# To be done:
Write the material out again, line by line, exactly as it is.

# # # # #

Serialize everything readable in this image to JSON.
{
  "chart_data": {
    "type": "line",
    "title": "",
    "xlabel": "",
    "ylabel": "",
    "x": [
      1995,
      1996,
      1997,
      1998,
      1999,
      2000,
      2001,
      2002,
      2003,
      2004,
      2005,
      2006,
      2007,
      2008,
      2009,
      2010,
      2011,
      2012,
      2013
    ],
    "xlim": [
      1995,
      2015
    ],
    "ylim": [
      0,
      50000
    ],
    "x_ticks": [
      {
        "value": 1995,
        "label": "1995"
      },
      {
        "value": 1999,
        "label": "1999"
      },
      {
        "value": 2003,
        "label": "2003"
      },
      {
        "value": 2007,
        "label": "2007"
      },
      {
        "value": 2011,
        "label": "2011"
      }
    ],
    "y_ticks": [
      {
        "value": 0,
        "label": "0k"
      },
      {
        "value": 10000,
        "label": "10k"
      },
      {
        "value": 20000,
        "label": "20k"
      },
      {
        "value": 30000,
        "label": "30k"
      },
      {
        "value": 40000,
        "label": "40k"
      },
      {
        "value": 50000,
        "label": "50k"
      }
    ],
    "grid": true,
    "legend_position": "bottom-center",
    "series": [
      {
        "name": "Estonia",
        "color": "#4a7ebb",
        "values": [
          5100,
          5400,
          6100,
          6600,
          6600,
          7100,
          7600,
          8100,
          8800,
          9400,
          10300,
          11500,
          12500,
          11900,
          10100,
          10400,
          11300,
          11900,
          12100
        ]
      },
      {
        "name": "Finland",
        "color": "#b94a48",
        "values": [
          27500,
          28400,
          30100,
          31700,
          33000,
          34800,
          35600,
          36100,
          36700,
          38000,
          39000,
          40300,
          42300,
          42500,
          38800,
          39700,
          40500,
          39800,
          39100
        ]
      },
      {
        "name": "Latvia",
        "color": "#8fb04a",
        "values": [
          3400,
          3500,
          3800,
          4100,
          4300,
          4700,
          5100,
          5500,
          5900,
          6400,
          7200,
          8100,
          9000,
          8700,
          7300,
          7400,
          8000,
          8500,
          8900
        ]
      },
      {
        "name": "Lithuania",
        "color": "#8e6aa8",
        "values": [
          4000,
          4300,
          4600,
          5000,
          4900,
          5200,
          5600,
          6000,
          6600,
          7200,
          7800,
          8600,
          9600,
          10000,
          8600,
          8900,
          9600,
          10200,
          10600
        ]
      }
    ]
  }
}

# # # # #

# Result:
Serialize everything readable in this image to JSON.
{
  "chart_data": {
    "type": "line",
    "title": "",
    "xlabel": "",
    "ylabel": "",
    "x": [
      1995,
      1996,
      1997,
      1998,
      1999,
      2000,
      2001,
      2002,
      2003,
      2004,
      2005,
      2006,
      2007,
      2008,
      2009,
      2010,
      2011,
      2012,
      2013
    ],
    "xlim": [
      1995,
      2015
    ],
    "ylim": [
      0,
      50000
    ],
    "x_ticks": [
      {
        "value": 1995,
        "label": "1995"
      },
      {
        "value": 1999,
        "label": "1999"
      },
      {
        "value": 2003,
        "label": "2003"
      },
      {
        "value": 2007,
        "label": "2007"
      },
      {
        "value": 2011,
        "label": "2011"
      }
    ],
    "y_ticks": [
      {
        "value": 0,
        "label": "0k"
      },
      {
        "value": 10000,
        "label": "10k"
      },
      {
        "value": 20000,
        "label": "20k"
      },
      {
        "value": 30000,
        "label": "30k"
      },
      {
        "value": 40000,
        "label": "40k"
      },
      {
        "value": 50000,
        "label": "50k"
      }
    ],
    "grid": true,
    "legend_position": "bottom-center",
    "series": [
      {
        "name": "Estonia",
        "color": "#4a7ebb",
        "values": [
          5100,
          5400,
          6100,
          6600,
          6600,
          7100,
          7600,
          8100,
          8800,
          9400,
          10300,
          11500,
          12500,
          11900,
          10100,
          10400,
          11300,
          11900,
          12100
        ]
      },
      {
        "name": "Finland",
        "color": "#b94a48",
        "values": [
          27500,
          28400,
          30100,
          31700,
          33000,
          34800,
          35600,
          36100,
          36700,
          38000,
          39000,
          40300,
          42300,
          42500,
          38800,
          39700,
          40500,
          39800,
          39100
        ]
      },
      {
        "name": "Latvia",
        "color": "#8fb04a",
        "values": [
          3400,
          3500,
          3800,
          4100,
          4300,
          4700,
          5100,
          5500,
          5900,
          6400,
          7200,
          8100,
          9000,
          8700,
          7300,
          7400,
          8000,
          8500,
          8900
        ]
      },
      {
        "name": "Lithuania",
        "color": "#8e6aa8",
        "values": [
          4000,
          4300,
          4600,
          5000,
          4900,
          5200,
          5600,
          6000,
          6600,
          7200,
          7800,
          8600,
          9600,
          10000,
          8600,
          8900,
          9600,
          10200,
          10600
        ]
      }
    ]
  }
}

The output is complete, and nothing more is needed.